● DIRECTIVE:
All of the entries need to be written out again, exactly as they are.

[Records excerpted from a collection]
● ● ● ● ●
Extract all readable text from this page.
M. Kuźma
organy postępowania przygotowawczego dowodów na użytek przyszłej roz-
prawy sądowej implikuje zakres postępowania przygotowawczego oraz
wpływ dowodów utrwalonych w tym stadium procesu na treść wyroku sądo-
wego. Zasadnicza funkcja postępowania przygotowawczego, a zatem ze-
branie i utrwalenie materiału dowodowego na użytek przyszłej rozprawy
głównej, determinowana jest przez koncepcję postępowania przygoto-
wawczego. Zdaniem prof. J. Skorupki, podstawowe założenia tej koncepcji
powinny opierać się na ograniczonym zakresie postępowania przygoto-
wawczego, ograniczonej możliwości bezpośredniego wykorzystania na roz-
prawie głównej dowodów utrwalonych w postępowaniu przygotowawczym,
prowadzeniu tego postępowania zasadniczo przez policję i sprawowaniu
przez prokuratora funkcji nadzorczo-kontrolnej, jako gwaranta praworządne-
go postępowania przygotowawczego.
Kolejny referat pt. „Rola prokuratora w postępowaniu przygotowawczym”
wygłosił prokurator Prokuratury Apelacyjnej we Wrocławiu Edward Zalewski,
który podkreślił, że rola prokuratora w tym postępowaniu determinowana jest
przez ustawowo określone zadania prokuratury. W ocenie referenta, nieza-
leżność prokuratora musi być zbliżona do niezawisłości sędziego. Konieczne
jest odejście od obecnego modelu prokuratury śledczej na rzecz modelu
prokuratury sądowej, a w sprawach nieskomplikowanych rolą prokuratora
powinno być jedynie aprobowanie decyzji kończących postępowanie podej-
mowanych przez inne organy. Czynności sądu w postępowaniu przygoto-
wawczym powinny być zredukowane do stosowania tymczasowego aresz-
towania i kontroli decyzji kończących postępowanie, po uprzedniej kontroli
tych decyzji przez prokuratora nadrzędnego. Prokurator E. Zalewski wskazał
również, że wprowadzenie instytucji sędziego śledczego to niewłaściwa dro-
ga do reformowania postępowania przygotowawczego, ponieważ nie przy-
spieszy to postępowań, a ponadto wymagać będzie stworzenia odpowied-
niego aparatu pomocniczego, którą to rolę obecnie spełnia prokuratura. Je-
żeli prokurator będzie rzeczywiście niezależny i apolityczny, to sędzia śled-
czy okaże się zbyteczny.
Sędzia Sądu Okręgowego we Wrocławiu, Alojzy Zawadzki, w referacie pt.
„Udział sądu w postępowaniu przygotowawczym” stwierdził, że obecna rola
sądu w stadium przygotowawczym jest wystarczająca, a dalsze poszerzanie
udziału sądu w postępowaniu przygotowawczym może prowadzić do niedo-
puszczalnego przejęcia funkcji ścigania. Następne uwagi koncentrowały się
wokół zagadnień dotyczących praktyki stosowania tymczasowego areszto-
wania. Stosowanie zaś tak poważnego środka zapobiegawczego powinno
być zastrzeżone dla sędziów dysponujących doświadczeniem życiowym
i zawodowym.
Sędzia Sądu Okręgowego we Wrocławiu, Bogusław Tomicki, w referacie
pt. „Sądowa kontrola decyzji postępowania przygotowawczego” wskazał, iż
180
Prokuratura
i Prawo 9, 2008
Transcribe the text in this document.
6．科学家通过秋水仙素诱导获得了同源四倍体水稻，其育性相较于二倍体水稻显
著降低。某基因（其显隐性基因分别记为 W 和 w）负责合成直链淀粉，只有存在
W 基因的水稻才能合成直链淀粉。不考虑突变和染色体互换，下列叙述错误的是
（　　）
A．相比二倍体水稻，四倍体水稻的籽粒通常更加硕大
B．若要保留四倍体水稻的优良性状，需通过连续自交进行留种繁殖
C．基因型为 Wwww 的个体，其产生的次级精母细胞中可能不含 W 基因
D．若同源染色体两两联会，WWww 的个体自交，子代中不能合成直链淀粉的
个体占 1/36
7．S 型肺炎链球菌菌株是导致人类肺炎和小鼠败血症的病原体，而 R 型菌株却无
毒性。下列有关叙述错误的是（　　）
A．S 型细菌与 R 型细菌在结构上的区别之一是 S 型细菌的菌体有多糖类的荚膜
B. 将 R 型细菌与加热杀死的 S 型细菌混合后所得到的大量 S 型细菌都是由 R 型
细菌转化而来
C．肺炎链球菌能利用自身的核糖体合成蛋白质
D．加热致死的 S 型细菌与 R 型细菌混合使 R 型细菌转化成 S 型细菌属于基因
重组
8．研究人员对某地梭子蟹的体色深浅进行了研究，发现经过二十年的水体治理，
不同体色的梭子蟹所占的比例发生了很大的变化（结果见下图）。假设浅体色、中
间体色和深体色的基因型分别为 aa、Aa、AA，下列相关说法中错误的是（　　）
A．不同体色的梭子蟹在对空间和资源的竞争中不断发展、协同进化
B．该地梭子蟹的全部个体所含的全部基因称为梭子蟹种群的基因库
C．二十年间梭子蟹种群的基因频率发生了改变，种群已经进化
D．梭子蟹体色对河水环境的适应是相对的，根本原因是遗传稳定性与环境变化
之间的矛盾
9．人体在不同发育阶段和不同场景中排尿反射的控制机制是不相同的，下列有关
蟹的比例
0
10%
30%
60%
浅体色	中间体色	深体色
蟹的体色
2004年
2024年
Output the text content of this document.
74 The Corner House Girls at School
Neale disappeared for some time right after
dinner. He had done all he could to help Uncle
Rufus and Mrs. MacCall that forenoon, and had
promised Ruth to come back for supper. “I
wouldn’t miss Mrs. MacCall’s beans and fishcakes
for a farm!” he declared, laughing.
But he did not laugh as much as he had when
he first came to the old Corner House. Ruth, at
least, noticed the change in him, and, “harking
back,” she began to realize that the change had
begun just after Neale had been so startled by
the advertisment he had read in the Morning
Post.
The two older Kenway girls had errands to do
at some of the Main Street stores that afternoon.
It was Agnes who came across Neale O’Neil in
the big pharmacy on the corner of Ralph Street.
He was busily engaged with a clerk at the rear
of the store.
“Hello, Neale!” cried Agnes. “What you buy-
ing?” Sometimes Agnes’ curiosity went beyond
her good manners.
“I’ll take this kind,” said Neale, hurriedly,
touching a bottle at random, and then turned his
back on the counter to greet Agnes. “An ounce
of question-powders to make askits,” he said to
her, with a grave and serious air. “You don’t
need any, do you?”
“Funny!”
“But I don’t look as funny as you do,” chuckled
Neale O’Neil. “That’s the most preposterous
● ● ● ● ●
● RESPONSE TO THIS EXERCISE:
Extract all readable text from this page.
M. Kuźma
organy postępowania przygotowawczego dowodów na użytek przyszłej roz-
prawy sądowej implikuje zakres postępowania przygotowawczego oraz
wpływ dowodów utrwalonych w tym stadium procesu na treść wyroku sądo-
wego. Zasadnicza funkcja postępowania przygotowawczego, a zatem ze-
branie i utrwalenie materiału dowodowego na użytek przyszłej rozprawy
głównej, determinowana jest przez koncepcję postępowania przygoto-
wawczego. Zdaniem prof. J. Skorupki, podstawowe założenia tej koncepcji
powinny opierać się na ograniczonym zakresie postępowania przygoto-
wawczego, ograniczonej możliwości bezpośredniego wykorzystania na roz-
prawie głównej dowodów utrwalonych w postępowaniu przygotowawczym,
prowadzeniu tego postępowania zasadniczo przez policję i sprawowaniu
przez prokuratora funkcji nadzorczo-kontrolnej, jako gwaranta praworządne-
go postępowania przygotowawczego.
Kolejny referat pt. „Rola prokuratora w postępowaniu przygotowawczym”
wygłosił prokurator Prokuratury Apelacyjnej we Wrocławiu Edward Zalewski,
który podkreślił, że rola prokuratora w tym postępowaniu determinowana jest
przez ustawowo określone zadania prokuratury. W ocenie referenta, nieza-
leżność prokuratora musi być zbliżona do niezawisłości sędziego. Konieczne
jest odejście od obecnego modelu prokuratury śledczej na rzecz modelu
prokuratury sądowej, a w sprawach nieskomplikowanych rolą prokuratora
powinno być jedynie aprobowanie decyzji kończących postępowanie podej-
mowanych przez inne organy. Czynności sądu w postępowaniu przygoto-
wawczym powinny być zredukowane do stosowania tymczasowego aresz-
towania i kontroli decyzji kończących postępowanie, po uprzedniej kontroli
tych decyzji przez prokuratora nadrzędnego. Prokurator E. Zalewski wskazał
również, że wprowadzenie instytucji sędziego śledczego to niewłaściwa dro-
ga do reformowania postępowania przygotowawczego, ponieważ nie przy-
spieszy to postępowań, a ponadto wymagać będzie stworzenia odpowied-
niego aparatu pomocniczego, którą to rolę obecnie spełnia prokuratura. Je-
żeli prokurator będzie rzeczywiście niezależny i apolityczny, to sędzia śled-
czy okaże się zbyteczny.
Sędzia Sądu Okręgowego we Wrocławiu, Alojzy Zawadzki, w referacie pt.
„Udział sądu w postępowaniu przygotowawczym” stwierdził, że obecna rola
sądu w stadium przygotowawczym jest wystarczająca, a dalsze poszerzanie
udziału sądu w postępowaniu przygotowawczym może prowadzić do niedo-
puszczalnego przejęcia funkcji ścigania. Następne uwagi koncentrowały się
wokół zagadnień dotyczących praktyki stosowania tymczasowego areszto-
wania. Stosowanie zaś tak poważnego środka zapobiegawczego powinno
być zastrzeżone dla sędziów dysponujących doświadczeniem życiowym
i zawodowym.
Sędzia Sądu Okręgowego we Wrocławiu, Bogusław Tomicki, w referacie
pt. „Sądowa kontrola decyzji postępowania przygotowawczego” wskazał, iż
180
Prokuratura
i Prawo 9, 2008
Transcribe the text in this document.
6．科学家通过秋水仙素诱导获得了同源四倍体水稻，其育性相较于二倍体水稻显
著降低。某基因（其显隐性基因分别记为 W 和 w）负责合成直链淀粉，只有存在
W 基因的水稻才能合成直链淀粉。不考虑突变和染色体互换，下列叙述错误的是
（　　）
A．相比二倍体水稻，四倍体水稻的籽粒通常更加硕大
B．若要保留四倍体水稻的优良性状，需通过连续自交进行留种繁殖
C．基因型为 Wwww 的个体，其产生的次级精母细胞中可能不含 W 基因
D．若同源染色体两两联会，WWww 的个体自交，子代中不能合成直链淀粉的
个体占 1/36
7．S 型肺炎链球菌菌株是导致人类肺炎和小鼠败血症的病原体，而 R 型菌株却无
毒性。下列有关叙述错误的是（　　）
A．S 型细菌与 R 型细菌在结构上的区别之一是 S 型细菌的菌体有多糖类的荚膜
B. 将 R 型细菌与加热杀死的 S 型细菌混合后所得到的大量 S 型细菌都是由 R 型
细菌转化而来
C．肺炎链球菌能利用自身的核糖体合成蛋白质
D．加热致死的 S 型细菌与 R 型细菌混合使 R 型细菌转化成 S 型细菌属于基因
重组
8．研究人员对某地梭子蟹的体色深浅进行了研究，发现经过二十年的水体治理，
不同体色的梭子蟹所占的比例发生了很大的变化（结果见下图）。假设浅体色、中
间体色和深体色的基因型分别为 aa、Aa、AA，下列相关说法中错误的是（　　）
A．不同体色的梭子蟹在对空间和资源的竞争中不断发展、协同进化
B．该地梭子蟹的全部个体所含的全部基因称为梭子蟹种群的基因库
C．二十年间梭子蟹种群的基因频率发生了改变，种群已经进化
D．梭子蟹体色对河水环境的适应是相对的，根本原因是遗传稳定性与环境变化
之间的矛盾
9．人体在不同发育阶段和不同场景中排尿反射的控制机制是不相同的，下列有关
蟹的比例
0
10%
30%
60%
浅体色	中间体色	深体色
蟹的体色
2004年
2024年
Output the text content of this document.
74 The Corner House Girls at School
Neale disappeared for some time right after
dinner. He had done all he could to help Uncle
Rufus and Mrs. MacCall that forenoon, and had
promised Ruth to come back for supper. “I
wouldn’t miss Mrs. MacCall’s beans and fishcakes
for a farm!” he declared, laughing.
But he did not laugh as much as he had when
he first came to the old Corner House. Ruth, at
least, noticed the change in him, and, “harking
back,” she began to realize that the change had
begun just after Neale had been so startled by
the advertisment he had read in the Morning
Post.
The two older Kenway girls had errands to do
at some of the Main Street stores that afternoon.
It was Agnes who came across Neale O’Neil in
the big pharmacy on the corner of Ralph Street.
He was busily engaged with a clerk at the rear
of the store.
“Hello, Neale!” cried Agnes. “What you buy-
ing?” Sometimes Agnes’ curiosity went beyond
her good manners.
“I’ll take this kind,” said Neale, hurriedly,
touching a bottle at random, and then turned his
back on the counter to greet Agnes. “An ounce
of question-powders to make askits,” he said to
her, with a grave and serious air. “You don’t
need any, do you?”
“Funny!”
“But I don’t look as funny as you do,” chuckled
Neale O’Neil. “That’s the most preposterous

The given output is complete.